(Exercise instructions): Find the lines containing "GEOGRAFICA" and say how many there are, with no other words.

(Dataset entries):
- - - - - - -

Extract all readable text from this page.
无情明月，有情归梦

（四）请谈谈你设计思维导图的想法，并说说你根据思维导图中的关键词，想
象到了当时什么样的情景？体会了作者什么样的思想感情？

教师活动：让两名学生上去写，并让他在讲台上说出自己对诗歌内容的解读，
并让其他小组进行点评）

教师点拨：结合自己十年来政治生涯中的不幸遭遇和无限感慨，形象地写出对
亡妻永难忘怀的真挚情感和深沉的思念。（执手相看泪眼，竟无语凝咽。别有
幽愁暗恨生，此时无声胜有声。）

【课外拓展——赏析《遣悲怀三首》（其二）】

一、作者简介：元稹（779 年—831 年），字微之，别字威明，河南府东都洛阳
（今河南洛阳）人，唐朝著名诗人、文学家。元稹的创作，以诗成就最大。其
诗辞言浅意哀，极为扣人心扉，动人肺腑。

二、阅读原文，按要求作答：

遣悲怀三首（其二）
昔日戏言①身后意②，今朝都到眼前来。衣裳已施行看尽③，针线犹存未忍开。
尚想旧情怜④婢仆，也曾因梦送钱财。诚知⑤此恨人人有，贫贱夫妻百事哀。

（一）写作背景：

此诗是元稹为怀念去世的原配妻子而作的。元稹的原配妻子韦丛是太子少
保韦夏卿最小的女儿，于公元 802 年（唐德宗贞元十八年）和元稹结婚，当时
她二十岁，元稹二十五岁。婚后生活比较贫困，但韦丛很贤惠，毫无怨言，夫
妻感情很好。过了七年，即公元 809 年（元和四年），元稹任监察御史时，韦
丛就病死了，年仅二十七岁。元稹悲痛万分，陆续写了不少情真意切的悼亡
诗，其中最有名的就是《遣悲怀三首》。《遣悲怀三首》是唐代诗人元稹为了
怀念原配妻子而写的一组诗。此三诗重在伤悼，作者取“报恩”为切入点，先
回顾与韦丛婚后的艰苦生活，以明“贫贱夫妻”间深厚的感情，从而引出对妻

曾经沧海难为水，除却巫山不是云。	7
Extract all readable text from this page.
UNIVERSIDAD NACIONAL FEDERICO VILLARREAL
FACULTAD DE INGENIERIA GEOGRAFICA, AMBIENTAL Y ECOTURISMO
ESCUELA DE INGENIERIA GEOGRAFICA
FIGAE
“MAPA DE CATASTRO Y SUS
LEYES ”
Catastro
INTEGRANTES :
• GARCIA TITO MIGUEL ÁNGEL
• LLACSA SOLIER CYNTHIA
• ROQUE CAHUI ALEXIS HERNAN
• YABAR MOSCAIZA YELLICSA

- - - - - - -

(Written solution): 2